◆ **Your task**
From the forum thread about work overload, output word for word the part that begins with "## Miss-Shelf (Jun" and ends after "(Jul 6, 2011)".

◆ **Source passage**
++++++++++
I'd fire you to help reduce the stress 

Your boss should say something along the lines of "Ok, let's see if we can't help you work more effectively and if that's not possible let's type it up and push it up the chain, we can only do so much work and pushing ourselves to breaking point isn't sustainable".


----------



## oryx (Jun 12, 2011)

Miss-Shelf said:


> What would a good manager do in response to this?



Make an hour or so's time for both of you to sit down in the next few days and discuss in depth why this situation is what it is. 

If I was the manager I would ask the member of staff to think in depth beforehand and write down ideas of why this might be. I would make this an informal and supportive meeting but (in a nice way) non-negotiable to have it, i.e. not saying 'Just feel free to come and chat to me if you want'. 

I also think a good manager would already be aware of it and would be referring upwards any issues with an unreasonable workload.


----------



## Miss-Shelf (Jun 13, 2011)

its not a good sign that I worked at home for six hours and again today for six hours and am just finishing up now at 12.10am

got a lot to learn about my own part in this


----------



## Miss-Shelf (Jul 6, 2011)

ericjarvis said:


> Resign. Seriously. Not only for your own sake, but also as a general principle the only way we will stop employers overloading people until they break them is by refusing to work that way.



fingers crossed - I've got a job interview tomorrow


----------



## temper_tantrum (Jul 7, 2011)

Good luck!


----------



## Miss-Shelf (Jul 18, 2011)
++++++++++
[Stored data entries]

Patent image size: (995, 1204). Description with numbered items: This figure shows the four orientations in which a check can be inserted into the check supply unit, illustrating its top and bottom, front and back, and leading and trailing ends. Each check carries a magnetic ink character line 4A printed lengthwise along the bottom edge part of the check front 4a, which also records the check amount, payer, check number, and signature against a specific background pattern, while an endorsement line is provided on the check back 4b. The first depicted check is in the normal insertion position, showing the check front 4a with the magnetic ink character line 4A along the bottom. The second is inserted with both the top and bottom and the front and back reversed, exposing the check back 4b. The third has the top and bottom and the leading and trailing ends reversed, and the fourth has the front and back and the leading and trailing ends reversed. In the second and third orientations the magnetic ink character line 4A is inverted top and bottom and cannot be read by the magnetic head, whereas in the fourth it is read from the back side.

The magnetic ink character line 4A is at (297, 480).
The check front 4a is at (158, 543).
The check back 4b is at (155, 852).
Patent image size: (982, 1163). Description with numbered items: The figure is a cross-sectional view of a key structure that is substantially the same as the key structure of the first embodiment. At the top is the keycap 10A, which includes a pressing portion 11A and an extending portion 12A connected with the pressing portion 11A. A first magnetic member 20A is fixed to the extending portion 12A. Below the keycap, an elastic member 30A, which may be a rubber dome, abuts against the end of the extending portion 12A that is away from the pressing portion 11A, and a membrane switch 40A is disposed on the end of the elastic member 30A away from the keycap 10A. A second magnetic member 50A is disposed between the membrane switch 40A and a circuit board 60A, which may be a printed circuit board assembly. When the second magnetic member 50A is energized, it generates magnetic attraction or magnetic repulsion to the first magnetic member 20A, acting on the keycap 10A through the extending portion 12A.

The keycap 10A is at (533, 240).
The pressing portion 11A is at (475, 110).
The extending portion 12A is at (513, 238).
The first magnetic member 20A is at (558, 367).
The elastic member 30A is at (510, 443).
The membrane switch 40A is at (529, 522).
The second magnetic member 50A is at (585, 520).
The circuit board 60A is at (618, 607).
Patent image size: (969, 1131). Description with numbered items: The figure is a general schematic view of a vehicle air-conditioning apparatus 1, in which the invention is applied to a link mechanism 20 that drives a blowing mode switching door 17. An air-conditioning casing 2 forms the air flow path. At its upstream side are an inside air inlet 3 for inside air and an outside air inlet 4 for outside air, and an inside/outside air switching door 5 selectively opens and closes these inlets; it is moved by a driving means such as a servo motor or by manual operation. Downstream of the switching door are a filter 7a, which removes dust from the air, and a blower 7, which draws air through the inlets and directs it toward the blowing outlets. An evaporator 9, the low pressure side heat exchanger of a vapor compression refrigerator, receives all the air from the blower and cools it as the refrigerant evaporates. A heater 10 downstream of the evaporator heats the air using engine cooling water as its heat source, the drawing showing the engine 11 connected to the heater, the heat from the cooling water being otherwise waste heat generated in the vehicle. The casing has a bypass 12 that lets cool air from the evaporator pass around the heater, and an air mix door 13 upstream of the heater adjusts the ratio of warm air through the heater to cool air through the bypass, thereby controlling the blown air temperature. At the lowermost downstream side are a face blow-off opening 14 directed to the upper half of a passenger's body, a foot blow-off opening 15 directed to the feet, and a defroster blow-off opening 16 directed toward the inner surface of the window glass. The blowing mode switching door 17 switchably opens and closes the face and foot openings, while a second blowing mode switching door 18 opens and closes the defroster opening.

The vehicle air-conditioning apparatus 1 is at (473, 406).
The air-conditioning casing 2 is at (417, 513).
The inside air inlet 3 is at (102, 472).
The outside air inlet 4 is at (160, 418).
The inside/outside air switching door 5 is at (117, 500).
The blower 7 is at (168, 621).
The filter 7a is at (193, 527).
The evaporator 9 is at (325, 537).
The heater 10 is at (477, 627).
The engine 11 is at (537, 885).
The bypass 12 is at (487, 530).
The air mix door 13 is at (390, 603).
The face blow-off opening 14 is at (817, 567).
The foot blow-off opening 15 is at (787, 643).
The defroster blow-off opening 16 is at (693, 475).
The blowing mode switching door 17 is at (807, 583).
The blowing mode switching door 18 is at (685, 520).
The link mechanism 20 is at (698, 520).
++++++++++
◆ **Result**
## Miss-Shelf (Jun 13, 2011)

its not a good sign that I worked at home for six hours and again today for six hours and am just finishing up now at 12.10am

got a lot to learn about my own part in this


----------



## Miss-Shelf (Jul 6, 2011)